[WHAT IS BEING ASKED]:
Determine how many lines include the string "frac". Output that number only.

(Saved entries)
★ ★ ★ ★
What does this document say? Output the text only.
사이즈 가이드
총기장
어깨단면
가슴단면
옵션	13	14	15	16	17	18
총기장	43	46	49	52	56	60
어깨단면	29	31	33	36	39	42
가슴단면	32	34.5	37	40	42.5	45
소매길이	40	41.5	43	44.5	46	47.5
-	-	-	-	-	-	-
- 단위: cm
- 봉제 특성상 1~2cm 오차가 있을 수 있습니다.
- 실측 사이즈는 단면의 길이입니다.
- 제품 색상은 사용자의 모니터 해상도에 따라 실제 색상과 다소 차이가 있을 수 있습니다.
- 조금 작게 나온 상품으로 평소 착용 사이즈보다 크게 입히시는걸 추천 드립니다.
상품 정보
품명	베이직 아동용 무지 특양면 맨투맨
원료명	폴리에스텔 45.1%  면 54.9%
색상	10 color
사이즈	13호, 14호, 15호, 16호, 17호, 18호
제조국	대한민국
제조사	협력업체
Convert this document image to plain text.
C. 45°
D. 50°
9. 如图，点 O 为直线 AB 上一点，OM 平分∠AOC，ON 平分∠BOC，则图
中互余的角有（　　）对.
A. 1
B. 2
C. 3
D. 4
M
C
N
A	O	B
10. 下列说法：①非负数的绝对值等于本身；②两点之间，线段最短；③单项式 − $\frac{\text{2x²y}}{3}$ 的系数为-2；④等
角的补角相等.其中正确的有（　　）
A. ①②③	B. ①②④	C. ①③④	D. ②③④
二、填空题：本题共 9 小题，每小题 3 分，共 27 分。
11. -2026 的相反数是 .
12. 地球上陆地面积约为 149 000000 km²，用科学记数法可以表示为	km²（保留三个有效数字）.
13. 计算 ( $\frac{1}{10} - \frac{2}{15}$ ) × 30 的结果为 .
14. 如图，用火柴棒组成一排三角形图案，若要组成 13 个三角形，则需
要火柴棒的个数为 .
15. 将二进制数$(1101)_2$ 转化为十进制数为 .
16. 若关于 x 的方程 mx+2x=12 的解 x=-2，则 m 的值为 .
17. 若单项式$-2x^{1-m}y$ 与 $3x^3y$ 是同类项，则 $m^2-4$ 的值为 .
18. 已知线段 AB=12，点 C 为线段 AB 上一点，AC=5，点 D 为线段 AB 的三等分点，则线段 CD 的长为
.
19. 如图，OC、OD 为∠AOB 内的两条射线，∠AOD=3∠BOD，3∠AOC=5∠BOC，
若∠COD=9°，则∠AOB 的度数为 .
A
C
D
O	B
★ ★ ★ ★
[TASK ANSWER]:
2